Input

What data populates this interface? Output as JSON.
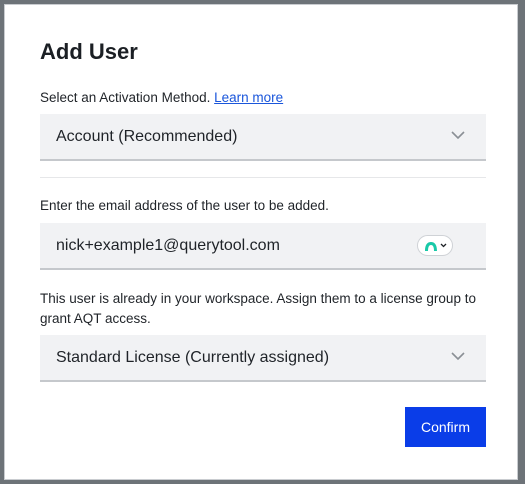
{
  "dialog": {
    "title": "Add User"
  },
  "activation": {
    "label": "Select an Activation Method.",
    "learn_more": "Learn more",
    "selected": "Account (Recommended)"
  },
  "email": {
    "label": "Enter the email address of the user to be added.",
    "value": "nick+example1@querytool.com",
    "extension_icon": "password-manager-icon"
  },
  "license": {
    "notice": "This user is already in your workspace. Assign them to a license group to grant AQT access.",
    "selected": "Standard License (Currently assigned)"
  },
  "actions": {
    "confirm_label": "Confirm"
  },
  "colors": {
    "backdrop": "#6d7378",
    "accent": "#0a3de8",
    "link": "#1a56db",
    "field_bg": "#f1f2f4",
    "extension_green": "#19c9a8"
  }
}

Required work
Omit each picture, then return all of the listing exactly as it stands.

Exercise answer
What data populates this interface? Output as JSON.
{
  "dialog": {
    "title": "Add User"
  },
  "activation": {
    "label": "Select an Activation Method.",
    "learn_more": "Learn more",
    "selected": "Account (Recommended)"
  },
  "email": {
    "label": "Enter the email address of the user to be added.",
    "value": "nick+example1@querytool.com",
    "extension_icon": "password-manager-icon"
  },
  "license": {
    "notice": "This user is already in your workspace. Assign them to a license group to grant AQT access.",
    "selected": "Standard License (Currently assigned)"
  },
  "actions": {
    "confirm_label": "Confirm"
  },
  "colors": {
    "backdrop": "#6d7378",
    "accent": "#0a3de8",
    "link": "#1a56db",
    "field_bg": "#f1f2f4",
    "extension_green": "#19c9a8"
  }
}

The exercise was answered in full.